Dataset items:
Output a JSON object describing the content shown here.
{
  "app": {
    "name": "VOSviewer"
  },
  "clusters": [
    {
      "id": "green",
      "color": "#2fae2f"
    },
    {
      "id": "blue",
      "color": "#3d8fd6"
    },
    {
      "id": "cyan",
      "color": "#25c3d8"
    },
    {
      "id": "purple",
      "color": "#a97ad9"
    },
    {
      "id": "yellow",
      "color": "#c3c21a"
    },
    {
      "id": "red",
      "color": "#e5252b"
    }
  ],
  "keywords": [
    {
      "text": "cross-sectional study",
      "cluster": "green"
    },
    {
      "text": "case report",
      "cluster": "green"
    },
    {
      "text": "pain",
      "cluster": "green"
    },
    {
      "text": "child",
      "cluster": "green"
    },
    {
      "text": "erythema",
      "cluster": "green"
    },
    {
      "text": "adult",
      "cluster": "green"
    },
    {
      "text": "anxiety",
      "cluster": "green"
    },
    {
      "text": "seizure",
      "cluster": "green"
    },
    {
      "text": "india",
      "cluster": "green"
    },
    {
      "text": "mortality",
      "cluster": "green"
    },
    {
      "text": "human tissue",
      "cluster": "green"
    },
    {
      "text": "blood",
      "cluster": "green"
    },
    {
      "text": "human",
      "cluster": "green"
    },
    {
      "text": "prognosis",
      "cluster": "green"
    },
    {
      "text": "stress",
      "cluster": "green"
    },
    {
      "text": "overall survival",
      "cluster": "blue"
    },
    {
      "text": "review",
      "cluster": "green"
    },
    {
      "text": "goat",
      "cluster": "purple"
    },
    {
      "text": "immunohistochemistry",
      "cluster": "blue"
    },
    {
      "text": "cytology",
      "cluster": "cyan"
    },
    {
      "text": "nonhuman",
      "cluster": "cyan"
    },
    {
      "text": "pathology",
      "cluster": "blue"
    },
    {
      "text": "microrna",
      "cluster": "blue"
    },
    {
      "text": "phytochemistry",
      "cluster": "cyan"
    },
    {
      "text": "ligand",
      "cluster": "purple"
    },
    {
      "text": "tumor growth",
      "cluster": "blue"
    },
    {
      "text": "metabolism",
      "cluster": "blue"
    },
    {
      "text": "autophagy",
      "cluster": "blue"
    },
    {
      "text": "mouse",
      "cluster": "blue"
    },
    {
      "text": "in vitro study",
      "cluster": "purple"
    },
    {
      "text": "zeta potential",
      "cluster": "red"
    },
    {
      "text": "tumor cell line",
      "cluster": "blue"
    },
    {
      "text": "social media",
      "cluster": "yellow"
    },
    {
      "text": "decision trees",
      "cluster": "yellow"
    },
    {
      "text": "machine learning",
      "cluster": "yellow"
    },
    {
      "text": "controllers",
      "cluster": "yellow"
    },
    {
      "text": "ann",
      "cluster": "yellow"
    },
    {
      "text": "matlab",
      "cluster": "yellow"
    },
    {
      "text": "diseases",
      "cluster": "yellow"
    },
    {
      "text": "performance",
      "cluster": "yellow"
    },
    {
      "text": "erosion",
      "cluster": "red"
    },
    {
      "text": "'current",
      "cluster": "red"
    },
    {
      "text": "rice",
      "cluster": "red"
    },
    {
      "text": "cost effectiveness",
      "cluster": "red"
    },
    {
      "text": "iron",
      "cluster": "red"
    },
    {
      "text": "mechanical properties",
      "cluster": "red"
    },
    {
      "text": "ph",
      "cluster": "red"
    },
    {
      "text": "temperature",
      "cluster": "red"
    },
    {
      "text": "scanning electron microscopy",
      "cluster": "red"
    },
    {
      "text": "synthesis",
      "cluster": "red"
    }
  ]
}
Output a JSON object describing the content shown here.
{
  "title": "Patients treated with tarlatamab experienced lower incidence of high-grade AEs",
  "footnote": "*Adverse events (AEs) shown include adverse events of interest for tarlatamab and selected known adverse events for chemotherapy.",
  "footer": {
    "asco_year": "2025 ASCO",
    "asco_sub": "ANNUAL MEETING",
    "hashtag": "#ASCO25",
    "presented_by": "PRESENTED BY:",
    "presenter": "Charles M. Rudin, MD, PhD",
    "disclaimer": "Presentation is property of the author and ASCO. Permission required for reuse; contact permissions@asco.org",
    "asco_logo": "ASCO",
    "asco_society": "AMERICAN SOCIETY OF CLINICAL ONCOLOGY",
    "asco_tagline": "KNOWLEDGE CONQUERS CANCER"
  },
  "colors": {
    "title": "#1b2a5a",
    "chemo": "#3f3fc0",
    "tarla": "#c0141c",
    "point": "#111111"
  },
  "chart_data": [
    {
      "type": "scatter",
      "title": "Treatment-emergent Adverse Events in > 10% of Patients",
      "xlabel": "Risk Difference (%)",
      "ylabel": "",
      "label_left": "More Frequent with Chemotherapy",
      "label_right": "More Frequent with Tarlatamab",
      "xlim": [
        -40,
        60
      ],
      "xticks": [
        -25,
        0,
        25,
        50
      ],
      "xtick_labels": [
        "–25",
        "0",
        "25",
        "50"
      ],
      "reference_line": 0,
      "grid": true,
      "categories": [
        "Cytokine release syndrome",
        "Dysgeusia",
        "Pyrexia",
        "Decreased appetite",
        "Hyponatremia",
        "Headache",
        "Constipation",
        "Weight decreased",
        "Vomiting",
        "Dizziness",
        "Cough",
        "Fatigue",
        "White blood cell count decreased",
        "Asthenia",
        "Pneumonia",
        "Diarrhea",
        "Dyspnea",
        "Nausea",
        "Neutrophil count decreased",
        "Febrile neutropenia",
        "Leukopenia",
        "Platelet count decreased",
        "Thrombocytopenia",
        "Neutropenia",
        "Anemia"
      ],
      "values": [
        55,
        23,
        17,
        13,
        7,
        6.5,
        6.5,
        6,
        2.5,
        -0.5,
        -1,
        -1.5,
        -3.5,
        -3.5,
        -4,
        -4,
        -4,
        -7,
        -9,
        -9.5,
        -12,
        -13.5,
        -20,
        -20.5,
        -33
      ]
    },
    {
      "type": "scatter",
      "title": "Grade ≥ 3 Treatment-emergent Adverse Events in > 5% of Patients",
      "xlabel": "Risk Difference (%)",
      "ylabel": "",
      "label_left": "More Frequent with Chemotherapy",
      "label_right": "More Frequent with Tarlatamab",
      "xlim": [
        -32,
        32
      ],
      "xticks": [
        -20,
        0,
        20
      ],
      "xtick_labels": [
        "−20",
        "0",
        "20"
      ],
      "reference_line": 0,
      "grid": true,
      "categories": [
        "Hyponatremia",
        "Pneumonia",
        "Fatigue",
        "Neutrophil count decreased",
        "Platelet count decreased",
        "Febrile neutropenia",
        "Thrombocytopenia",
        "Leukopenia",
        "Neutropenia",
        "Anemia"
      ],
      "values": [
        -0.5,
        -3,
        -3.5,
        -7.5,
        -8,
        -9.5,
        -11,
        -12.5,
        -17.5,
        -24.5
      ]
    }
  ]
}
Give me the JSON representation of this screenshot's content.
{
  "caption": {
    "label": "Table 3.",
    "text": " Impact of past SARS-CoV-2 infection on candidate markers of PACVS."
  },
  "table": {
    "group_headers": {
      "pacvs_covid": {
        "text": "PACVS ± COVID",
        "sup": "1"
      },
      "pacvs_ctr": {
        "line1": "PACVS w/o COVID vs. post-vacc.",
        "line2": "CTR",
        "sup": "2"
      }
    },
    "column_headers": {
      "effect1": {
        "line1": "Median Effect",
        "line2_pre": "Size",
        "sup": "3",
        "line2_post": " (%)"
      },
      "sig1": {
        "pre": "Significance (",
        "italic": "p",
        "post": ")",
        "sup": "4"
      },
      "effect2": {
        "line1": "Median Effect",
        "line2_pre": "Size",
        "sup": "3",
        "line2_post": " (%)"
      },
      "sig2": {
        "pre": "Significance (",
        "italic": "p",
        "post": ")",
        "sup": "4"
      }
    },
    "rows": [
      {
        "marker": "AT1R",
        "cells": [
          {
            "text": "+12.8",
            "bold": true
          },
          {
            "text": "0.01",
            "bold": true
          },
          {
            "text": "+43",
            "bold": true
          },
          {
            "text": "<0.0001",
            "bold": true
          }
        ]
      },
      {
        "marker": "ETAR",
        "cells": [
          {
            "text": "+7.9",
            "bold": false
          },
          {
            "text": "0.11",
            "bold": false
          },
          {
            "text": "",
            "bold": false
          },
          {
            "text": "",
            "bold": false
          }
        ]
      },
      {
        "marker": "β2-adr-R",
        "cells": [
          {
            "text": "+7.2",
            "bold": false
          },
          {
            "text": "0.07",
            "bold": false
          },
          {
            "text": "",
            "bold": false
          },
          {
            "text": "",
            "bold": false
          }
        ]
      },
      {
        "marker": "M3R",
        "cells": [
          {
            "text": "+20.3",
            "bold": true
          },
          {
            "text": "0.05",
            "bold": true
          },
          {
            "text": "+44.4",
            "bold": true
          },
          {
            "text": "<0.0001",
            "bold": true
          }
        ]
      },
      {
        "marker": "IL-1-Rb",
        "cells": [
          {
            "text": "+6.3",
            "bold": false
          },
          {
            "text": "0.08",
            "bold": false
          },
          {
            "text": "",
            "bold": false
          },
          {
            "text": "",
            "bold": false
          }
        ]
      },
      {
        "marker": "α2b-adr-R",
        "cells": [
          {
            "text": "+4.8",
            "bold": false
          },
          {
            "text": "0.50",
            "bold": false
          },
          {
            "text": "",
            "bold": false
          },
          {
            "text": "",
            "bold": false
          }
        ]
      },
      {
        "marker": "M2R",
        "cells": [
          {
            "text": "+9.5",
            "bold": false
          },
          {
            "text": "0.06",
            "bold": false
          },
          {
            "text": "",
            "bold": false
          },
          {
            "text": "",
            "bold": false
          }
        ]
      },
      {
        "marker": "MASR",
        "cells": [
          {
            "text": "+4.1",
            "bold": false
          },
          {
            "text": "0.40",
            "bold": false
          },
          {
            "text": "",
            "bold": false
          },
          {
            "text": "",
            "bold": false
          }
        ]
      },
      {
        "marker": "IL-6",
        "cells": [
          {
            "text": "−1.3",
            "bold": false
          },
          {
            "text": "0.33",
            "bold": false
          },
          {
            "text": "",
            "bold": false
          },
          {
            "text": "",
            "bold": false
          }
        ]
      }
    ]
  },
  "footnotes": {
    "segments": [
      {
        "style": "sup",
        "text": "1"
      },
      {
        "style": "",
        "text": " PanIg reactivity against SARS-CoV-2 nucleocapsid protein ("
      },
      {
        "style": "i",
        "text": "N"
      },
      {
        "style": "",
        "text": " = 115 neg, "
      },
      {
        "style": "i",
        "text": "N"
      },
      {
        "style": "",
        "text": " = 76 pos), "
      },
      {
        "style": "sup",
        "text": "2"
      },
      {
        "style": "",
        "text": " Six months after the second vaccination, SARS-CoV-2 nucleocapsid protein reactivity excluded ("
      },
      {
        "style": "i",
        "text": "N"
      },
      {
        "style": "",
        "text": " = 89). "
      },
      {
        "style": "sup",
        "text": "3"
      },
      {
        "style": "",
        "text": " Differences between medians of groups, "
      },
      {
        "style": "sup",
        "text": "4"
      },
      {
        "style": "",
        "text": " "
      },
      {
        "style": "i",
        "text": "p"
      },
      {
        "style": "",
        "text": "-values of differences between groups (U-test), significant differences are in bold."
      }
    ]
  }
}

- [Instructions to follow]: Check each line of the data above for the word "between" and copy the ones where it is found.

- [Answer section]:
        "text": " Differences between medians of groups, "
        "text": "-values of differences between groups (U-test), significant differences are in bold."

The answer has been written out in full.